* [Exercise task]
List each line of the data that holds the word "ROAD".

========================================================================

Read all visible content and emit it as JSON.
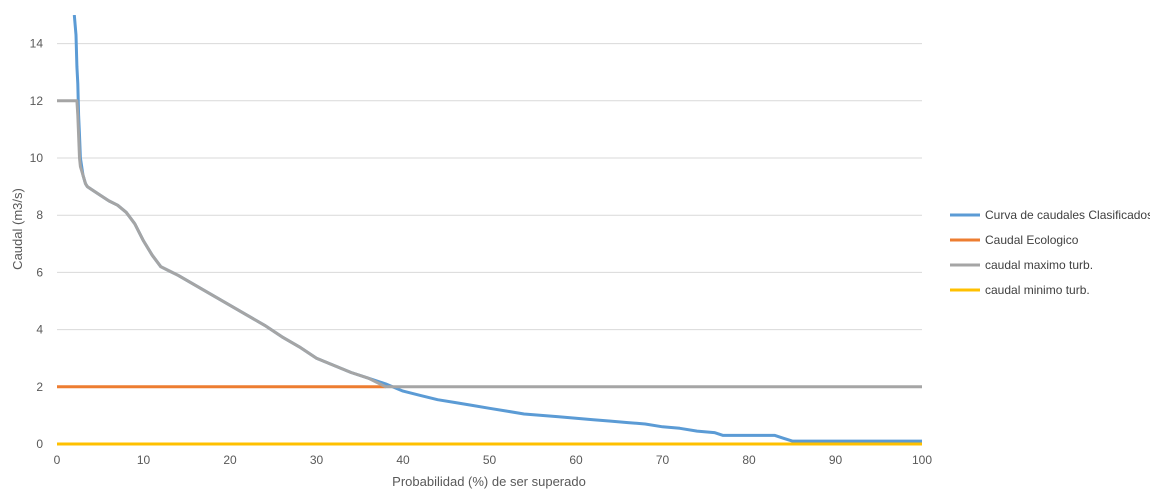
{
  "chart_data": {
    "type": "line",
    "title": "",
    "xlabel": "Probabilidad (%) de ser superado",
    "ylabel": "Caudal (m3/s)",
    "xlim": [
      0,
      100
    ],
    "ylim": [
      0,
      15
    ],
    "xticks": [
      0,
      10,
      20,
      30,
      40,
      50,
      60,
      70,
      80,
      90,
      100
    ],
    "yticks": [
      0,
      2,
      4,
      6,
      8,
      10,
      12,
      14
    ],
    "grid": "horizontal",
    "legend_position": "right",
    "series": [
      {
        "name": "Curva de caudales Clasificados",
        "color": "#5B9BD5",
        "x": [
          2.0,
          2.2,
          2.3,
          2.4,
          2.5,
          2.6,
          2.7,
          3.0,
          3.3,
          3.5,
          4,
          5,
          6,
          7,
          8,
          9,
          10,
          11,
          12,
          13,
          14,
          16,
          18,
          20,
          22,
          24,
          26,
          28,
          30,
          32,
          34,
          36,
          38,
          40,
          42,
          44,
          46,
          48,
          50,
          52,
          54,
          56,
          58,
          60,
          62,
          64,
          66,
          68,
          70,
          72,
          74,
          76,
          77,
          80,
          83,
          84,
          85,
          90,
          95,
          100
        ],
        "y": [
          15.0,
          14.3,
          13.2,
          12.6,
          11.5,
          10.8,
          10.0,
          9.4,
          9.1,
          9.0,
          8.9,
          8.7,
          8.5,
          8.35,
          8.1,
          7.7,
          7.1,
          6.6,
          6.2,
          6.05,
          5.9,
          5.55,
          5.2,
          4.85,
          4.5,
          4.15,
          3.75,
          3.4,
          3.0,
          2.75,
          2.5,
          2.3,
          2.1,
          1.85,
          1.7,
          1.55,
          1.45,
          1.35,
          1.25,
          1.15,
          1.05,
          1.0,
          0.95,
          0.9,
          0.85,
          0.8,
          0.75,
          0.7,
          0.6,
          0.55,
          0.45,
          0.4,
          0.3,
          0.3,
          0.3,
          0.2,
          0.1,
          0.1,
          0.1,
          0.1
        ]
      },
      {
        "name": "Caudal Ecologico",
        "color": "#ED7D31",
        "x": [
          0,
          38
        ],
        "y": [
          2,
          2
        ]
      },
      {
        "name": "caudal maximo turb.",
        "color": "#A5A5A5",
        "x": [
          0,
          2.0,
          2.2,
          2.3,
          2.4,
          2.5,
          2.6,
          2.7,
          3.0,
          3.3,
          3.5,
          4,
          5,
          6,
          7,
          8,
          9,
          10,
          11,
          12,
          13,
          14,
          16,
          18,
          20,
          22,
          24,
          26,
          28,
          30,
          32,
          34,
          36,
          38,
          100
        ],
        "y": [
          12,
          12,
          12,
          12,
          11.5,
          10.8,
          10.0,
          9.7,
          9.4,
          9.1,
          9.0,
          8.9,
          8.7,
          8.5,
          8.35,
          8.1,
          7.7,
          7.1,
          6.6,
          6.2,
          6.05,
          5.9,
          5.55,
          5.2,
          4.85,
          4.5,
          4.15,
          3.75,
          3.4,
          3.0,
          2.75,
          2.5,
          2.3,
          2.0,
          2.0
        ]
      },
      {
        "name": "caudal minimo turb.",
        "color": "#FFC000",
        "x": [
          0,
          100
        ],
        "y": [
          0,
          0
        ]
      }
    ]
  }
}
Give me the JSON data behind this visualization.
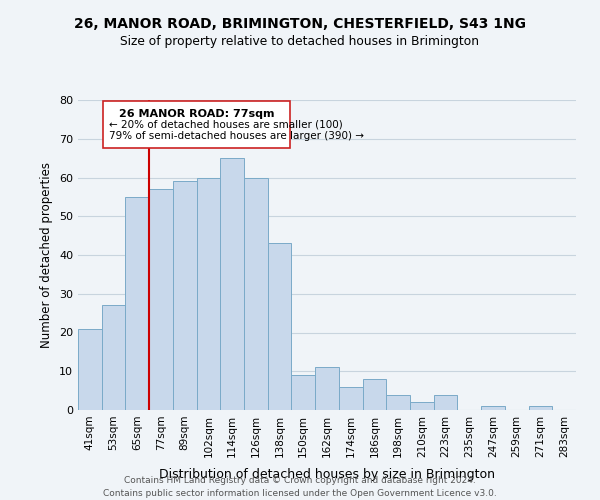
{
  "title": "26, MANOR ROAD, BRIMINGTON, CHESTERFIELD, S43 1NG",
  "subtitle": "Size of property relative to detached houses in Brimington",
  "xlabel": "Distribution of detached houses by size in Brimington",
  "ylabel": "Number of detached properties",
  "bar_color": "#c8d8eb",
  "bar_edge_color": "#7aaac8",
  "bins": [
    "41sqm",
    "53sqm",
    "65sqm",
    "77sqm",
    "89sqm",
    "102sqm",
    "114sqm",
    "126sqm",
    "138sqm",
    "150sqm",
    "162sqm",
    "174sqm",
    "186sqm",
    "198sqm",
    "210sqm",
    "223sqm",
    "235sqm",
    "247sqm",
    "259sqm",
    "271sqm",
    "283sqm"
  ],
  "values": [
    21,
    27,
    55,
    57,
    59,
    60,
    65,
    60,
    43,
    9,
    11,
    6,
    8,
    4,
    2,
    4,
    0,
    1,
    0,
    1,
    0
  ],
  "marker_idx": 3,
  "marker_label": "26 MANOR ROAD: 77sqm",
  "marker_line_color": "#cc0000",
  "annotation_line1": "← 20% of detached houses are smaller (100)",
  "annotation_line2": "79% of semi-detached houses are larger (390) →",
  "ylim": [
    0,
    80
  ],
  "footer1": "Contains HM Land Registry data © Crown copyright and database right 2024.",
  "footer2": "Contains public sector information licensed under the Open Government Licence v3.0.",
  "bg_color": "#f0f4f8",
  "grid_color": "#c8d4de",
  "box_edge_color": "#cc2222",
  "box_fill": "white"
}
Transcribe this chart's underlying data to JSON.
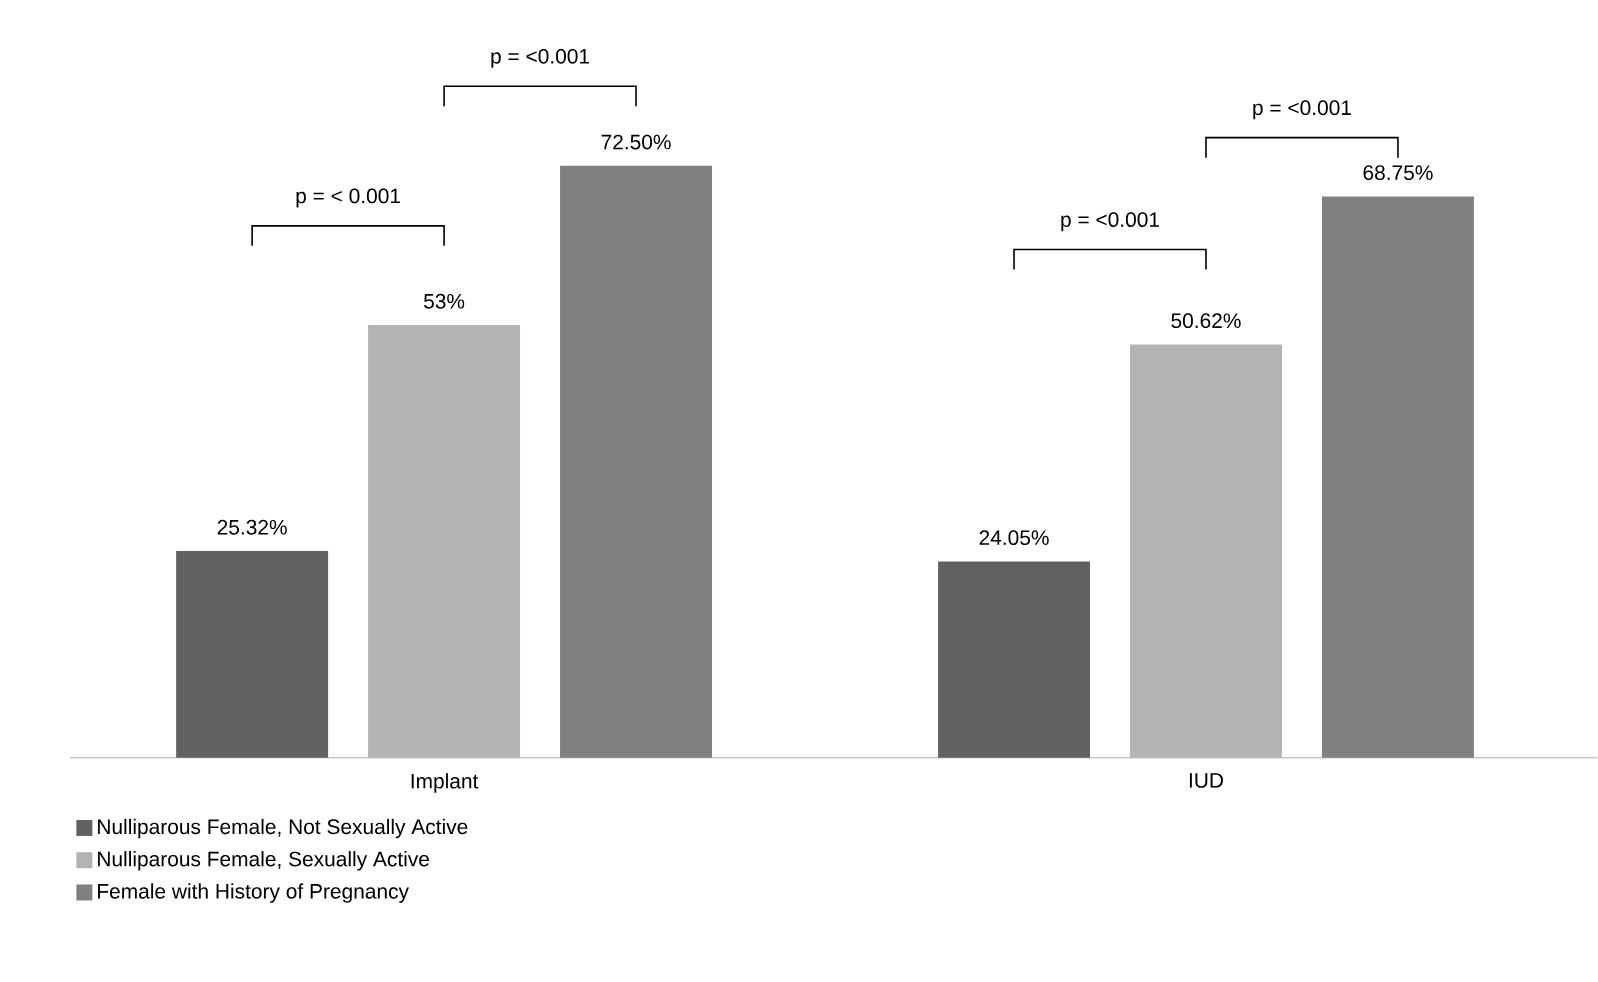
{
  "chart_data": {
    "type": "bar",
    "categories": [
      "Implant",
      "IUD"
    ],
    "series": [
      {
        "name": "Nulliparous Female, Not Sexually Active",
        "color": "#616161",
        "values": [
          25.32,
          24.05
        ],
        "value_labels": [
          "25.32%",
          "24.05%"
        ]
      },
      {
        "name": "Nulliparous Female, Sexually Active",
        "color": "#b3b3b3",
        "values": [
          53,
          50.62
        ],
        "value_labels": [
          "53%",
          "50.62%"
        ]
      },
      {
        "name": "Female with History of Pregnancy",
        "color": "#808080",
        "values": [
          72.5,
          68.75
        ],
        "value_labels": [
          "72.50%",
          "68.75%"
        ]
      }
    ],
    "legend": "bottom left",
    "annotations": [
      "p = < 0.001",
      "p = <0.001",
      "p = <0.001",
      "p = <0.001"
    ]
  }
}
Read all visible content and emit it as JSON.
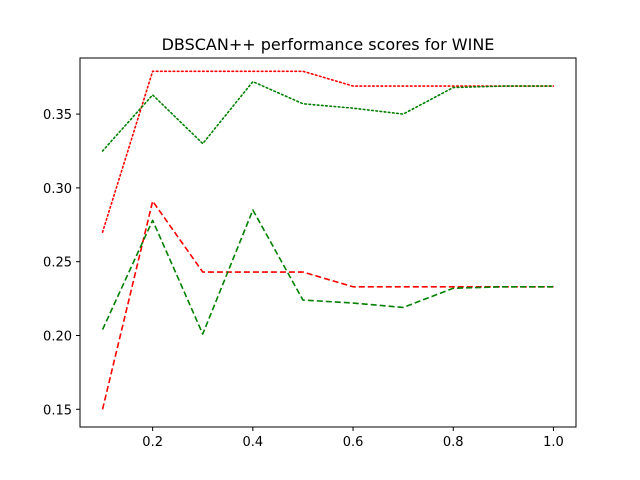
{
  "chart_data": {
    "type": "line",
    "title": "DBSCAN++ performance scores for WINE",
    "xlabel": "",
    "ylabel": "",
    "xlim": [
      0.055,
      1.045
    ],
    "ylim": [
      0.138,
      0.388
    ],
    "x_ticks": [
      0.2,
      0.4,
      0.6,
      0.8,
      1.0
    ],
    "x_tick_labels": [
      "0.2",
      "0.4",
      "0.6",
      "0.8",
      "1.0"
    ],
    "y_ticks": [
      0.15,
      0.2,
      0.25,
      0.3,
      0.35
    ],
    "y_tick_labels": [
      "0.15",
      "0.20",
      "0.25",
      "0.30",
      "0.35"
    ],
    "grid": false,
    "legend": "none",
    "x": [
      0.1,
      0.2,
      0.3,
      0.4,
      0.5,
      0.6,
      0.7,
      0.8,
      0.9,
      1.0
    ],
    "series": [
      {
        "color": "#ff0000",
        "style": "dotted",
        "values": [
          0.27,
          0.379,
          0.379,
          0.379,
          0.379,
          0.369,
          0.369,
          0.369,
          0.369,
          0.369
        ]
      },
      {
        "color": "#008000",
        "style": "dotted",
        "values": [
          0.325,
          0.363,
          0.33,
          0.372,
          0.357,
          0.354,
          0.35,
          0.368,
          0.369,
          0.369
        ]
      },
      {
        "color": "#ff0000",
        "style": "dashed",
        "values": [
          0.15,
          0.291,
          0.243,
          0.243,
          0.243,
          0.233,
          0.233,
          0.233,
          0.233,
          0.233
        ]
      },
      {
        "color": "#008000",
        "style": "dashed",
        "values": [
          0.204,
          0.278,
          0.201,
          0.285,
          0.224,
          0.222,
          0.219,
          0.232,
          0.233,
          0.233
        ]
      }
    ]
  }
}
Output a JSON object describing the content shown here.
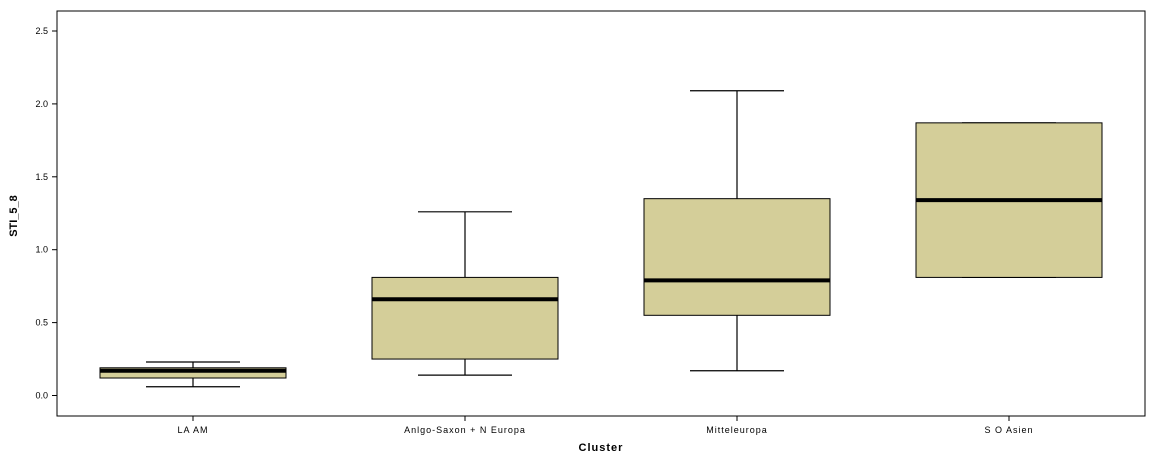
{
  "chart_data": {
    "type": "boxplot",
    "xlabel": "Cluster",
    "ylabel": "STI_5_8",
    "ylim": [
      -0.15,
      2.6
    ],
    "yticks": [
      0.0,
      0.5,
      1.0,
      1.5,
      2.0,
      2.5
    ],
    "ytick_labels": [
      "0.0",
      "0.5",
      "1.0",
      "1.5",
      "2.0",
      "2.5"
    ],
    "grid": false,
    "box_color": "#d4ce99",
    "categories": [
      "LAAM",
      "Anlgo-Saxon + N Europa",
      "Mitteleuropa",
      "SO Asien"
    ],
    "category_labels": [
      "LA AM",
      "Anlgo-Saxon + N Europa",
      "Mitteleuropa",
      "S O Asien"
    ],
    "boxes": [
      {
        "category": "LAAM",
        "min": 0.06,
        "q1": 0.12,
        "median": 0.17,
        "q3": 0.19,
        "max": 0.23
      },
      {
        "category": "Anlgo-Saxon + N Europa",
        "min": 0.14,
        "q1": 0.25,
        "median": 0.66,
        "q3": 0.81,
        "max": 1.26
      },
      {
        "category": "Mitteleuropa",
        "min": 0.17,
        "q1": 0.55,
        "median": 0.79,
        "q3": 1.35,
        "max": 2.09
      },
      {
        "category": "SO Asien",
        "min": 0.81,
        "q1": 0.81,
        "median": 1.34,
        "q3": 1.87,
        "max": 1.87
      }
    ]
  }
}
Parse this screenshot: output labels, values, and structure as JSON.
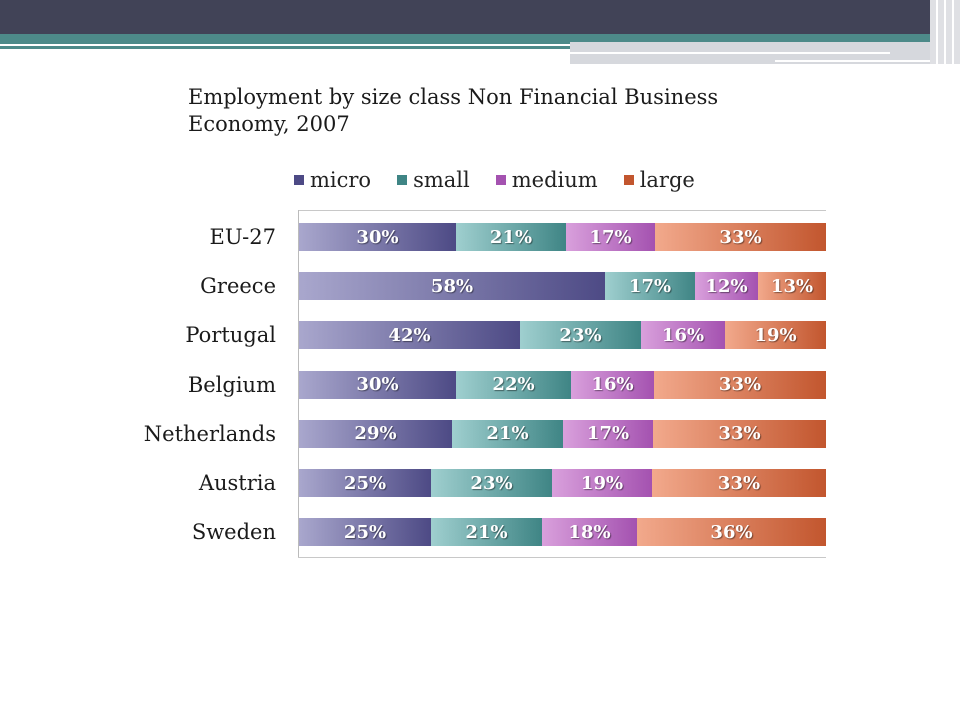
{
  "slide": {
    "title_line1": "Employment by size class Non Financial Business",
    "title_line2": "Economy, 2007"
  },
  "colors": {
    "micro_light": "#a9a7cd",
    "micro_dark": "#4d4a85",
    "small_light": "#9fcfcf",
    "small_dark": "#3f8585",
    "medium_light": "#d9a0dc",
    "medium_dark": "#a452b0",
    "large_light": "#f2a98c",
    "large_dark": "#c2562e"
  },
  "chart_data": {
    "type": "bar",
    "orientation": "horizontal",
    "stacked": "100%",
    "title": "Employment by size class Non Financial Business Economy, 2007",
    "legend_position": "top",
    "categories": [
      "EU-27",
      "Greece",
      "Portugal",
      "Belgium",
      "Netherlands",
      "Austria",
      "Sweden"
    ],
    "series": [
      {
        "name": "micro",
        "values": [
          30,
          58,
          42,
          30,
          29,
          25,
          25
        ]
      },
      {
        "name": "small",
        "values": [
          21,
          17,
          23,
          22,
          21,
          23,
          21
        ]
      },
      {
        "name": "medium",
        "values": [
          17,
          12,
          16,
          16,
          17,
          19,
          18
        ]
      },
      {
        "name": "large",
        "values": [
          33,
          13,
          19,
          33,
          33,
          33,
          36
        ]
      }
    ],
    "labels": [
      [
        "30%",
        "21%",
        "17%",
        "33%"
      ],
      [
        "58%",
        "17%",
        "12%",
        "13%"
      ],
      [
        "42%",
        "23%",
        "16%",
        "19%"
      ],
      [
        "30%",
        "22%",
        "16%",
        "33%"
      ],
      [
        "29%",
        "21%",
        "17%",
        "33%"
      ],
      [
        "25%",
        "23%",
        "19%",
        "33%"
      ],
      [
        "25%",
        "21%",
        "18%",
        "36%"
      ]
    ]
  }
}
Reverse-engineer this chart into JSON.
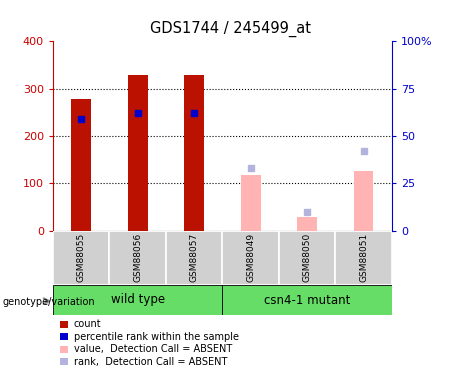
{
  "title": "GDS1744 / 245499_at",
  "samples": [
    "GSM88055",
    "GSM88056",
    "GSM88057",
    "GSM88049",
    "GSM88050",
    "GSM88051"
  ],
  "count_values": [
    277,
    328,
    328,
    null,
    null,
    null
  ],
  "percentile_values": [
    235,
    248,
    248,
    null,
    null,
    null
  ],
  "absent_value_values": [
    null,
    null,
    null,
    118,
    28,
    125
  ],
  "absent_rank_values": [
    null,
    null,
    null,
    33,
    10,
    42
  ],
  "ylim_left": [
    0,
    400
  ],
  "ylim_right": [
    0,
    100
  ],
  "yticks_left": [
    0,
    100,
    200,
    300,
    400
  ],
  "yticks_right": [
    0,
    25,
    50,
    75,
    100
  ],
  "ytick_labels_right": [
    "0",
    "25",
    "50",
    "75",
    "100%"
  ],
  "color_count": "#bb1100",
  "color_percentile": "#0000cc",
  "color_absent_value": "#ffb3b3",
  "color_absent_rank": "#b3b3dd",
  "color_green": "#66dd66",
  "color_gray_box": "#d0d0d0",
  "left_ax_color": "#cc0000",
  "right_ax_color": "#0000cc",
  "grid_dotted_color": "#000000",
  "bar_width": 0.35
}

========================================================================

* [Expected output]
  "title": "26, MANOR ROAD, BRIMINGTON, CHESTERFIELD, S43 1NG",
  "marker_label": "26 MANOR ROAD: 77sqm",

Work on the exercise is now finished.